--- Start ---

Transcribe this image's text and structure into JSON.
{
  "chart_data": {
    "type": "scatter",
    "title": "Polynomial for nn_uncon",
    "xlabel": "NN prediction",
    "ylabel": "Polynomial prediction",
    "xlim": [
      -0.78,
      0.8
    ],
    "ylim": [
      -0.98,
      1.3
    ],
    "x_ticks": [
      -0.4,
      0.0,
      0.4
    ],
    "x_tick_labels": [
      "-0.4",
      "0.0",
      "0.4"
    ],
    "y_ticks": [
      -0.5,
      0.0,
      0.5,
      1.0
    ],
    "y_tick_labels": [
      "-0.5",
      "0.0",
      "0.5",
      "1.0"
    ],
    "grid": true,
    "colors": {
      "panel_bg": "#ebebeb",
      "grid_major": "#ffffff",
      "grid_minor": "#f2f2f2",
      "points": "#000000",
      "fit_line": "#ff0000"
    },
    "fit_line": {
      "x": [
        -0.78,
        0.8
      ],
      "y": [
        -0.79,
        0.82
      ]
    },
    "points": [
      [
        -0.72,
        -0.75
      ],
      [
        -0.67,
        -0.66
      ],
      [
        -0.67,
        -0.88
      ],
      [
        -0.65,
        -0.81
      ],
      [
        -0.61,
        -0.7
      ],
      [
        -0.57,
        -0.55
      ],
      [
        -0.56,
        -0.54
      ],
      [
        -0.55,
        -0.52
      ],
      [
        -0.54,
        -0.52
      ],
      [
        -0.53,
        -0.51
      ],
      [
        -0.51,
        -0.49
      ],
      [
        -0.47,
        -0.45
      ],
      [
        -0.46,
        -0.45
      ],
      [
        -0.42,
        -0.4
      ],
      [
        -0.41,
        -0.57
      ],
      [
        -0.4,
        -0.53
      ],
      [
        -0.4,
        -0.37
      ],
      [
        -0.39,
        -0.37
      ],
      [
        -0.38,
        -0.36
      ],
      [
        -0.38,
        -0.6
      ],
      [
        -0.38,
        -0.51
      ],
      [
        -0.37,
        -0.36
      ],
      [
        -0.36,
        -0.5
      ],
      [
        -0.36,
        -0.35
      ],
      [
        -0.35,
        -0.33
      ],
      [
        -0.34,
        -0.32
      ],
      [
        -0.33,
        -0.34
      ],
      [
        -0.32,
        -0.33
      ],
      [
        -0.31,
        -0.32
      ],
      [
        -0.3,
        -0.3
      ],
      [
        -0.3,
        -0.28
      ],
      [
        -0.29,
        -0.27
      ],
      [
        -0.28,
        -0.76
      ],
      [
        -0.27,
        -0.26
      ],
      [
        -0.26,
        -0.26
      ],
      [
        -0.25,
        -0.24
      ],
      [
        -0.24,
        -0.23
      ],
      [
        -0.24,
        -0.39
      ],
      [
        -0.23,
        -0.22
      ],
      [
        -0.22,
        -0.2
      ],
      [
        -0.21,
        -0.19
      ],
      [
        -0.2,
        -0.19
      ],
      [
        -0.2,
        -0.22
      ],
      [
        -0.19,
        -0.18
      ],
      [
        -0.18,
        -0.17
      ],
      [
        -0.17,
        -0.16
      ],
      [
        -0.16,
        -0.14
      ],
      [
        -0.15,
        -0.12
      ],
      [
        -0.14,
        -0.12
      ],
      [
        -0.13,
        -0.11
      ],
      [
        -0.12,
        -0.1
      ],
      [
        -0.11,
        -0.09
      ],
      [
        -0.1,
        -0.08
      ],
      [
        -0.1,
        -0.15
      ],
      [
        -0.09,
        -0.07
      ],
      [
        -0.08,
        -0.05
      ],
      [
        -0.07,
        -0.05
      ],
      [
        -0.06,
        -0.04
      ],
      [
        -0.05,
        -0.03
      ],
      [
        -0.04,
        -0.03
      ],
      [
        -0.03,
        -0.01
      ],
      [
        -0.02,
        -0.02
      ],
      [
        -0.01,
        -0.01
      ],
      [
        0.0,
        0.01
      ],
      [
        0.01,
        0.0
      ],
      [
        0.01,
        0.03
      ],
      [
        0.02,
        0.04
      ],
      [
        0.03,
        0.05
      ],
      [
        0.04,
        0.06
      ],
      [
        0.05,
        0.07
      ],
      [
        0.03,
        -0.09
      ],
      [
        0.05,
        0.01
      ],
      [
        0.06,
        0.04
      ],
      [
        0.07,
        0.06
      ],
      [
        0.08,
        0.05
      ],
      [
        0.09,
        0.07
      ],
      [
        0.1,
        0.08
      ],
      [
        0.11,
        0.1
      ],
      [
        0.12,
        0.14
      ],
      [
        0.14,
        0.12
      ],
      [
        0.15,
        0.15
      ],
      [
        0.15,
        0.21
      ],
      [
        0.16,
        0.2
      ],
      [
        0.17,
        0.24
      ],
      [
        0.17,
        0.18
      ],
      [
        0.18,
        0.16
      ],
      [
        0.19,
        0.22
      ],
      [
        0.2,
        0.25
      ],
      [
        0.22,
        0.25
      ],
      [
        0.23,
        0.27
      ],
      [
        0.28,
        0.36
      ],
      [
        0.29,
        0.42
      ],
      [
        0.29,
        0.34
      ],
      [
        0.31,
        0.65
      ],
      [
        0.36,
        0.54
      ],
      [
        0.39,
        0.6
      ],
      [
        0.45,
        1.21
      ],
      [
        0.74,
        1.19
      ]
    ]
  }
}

--- End ---

* Given request: Return each entry from above without altering a single character.

* Exercise solution:
Transcribe this image's text and structure into JSON.
{
  "chart_data": {
    "type": "scatter",
    "title": "Polynomial for nn_uncon",
    "xlabel": "NN prediction",
    "ylabel": "Polynomial prediction",
    "xlim": [
      -0.78,
      0.8
    ],
    "ylim": [
      -0.98,
      1.3
    ],
    "x_ticks": [
      -0.4,
      0.0,
      0.4
    ],
    "x_tick_labels": [
      "-0.4",
      "0.0",
      "0.4"
    ],
    "y_ticks": [
      -0.5,
      0.0,
      0.5,
      1.0
    ],
    "y_tick_labels": [
      "-0.5",
      "0.0",
      "0.5",
      "1.0"
    ],
    "grid": true,
    "colors": {
      "panel_bg": "#ebebeb",
      "grid_major": "#ffffff",
      "grid_minor": "#f2f2f2",
      "points": "#000000",
      "fit_line": "#ff0000"
    },
    "fit_line": {
      "x": [
        -0.78,
        0.8
      ],
      "y": [
        -0.79,
        0.82
      ]
    },
    "points": [
      [
        -0.72,
        -0.75
      ],
      [
        -0.67,
        -0.66
      ],
      [
        -0.67,
        -0.88
      ],
      [
        -0.65,
        -0.81
      ],
      [
        -0.61,
        -0.7
      ],
      [
        -0.57,
        -0.55
      ],
      [
        -0.56,
        -0.54
      ],
      [
        -0.55,
        -0.52
      ],
      [
        -0.54,
        -0.52
      ],
      [
        -0.53,
        -0.51
      ],
      [
        -0.51,
        -0.49
      ],
      [
        -0.47,
        -0.45
      ],
      [
        -0.46,
        -0.45
      ],
      [
        -0.42,
        -0.4
      ],
      [
        -0.41,
        -0.57
      ],
      [
        -0.4,
        -0.53
      ],
      [
        -0.4,
        -0.37
      ],
      [
        -0.39,
        -0.37
      ],
      [
        -0.38,
        -0.36
      ],
      [
        -0.38,
        -0.6
      ],
      [
        -0.38,
        -0.51
      ],
      [
        -0.37,
        -0.36
      ],
      [
        -0.36,
        -0.5
      ],
      [
        -0.36,
        -0.35
      ],
      [
        -0.35,
        -0.33
      ],
      [
        -0.34,
        -0.32
      ],
      [
        -0.33,
        -0.34
      ],
      [
        -0.32,
        -0.33
      ],
      [
        -0.31,
        -0.32
      ],
      [
        -0.3,
        -0.3
      ],
      [
        -0.3,
        -0.28
      ],
      [
        -0.29,
        -0.27
      ],
      [
        -0.28,
        -0.76
      ],
      [
        -0.27,
        -0.26
      ],
      [
        -0.26,
        -0.26
      ],
      [
        -0.25,
        -0.24
      ],
      [
        -0.24,
        -0.23
      ],
      [
        -0.24,
        -0.39
      ],
      [
        -0.23,
        -0.22
      ],
      [
        -0.22,
        -0.2
      ],
      [
        -0.21,
        -0.19
      ],
      [
        -0.2,
        -0.19
      ],
      [
        -0.2,
        -0.22
      ],
      [
        -0.19,
        -0.18
      ],
      [
        -0.18,
        -0.17
      ],
      [
        -0.17,
        -0.16
      ],
      [
        -0.16,
        -0.14
      ],
      [
        -0.15,
        -0.12
      ],
      [
        -0.14,
        -0.12
      ],
      [
        -0.13,
        -0.11
      ],
      [
        -0.12,
        -0.1
      ],
      [
        -0.11,
        -0.09
      ],
      [
        -0.1,
        -0.08
      ],
      [
        -0.1,
        -0.15
      ],
      [
        -0.09,
        -0.07
      ],
      [
        -0.08,
        -0.05
      ],
      [
        -0.07,
        -0.05
      ],
      [
        -0.06,
        -0.04
      ],
      [
        -0.05,
        -0.03
      ],
      [
        -0.04,
        -0.03
      ],
      [
        -0.03,
        -0.01
      ],
      [
        -0.02,
        -0.02
      ],
      [
        -0.01,
        -0.01
      ],
      [
        0.0,
        0.01
      ],
      [
        0.01,
        0.0
      ],
      [
        0.01,
        0.03
      ],
      [
        0.02,
        0.04
      ],
      [
        0.03,
        0.05
      ],
      [
        0.04,
        0.06
      ],
      [
        0.05,
        0.07
      ],
      [
        0.03,
        -0.09
      ],
      [
        0.05,
        0.01
      ],
      [
        0.06,
        0.04
      ],
      [
        0.07,
        0.06
      ],
      [
        0.08,
        0.05
      ],
      [
        0.09,
        0.07
      ],
      [
        0.1,
        0.08
      ],
      [
        0.11,
        0.1
      ],
      [
        0.12,
        0.14
      ],
      [
        0.14,
        0.12
      ],
      [
        0.15,
        0.15
      ],
      [
        0.15,
        0.21
      ],
      [
        0.16,
        0.2
      ],
      [
        0.17,
        0.24
      ],
      [
        0.17,
        0.18
      ],
      [
        0.18,
        0.16
      ],
      [
        0.19,
        0.22
      ],
      [
        0.2,
        0.25
      ],
      [
        0.22,
        0.25
      ],
      [
        0.23,
        0.27
      ],
      [
        0.28,
        0.36
      ],
      [
        0.29,
        0.42
      ],
      [
        0.29,
        0.34
      ],
      [
        0.31,
        0.65
      ],
      [
        0.36,
        0.54
      ],
      [
        0.39,
        0.6
      ],
      [
        0.45,
        1.21
      ],
      [
        0.74,
        1.19
      ]
    ]
  }
}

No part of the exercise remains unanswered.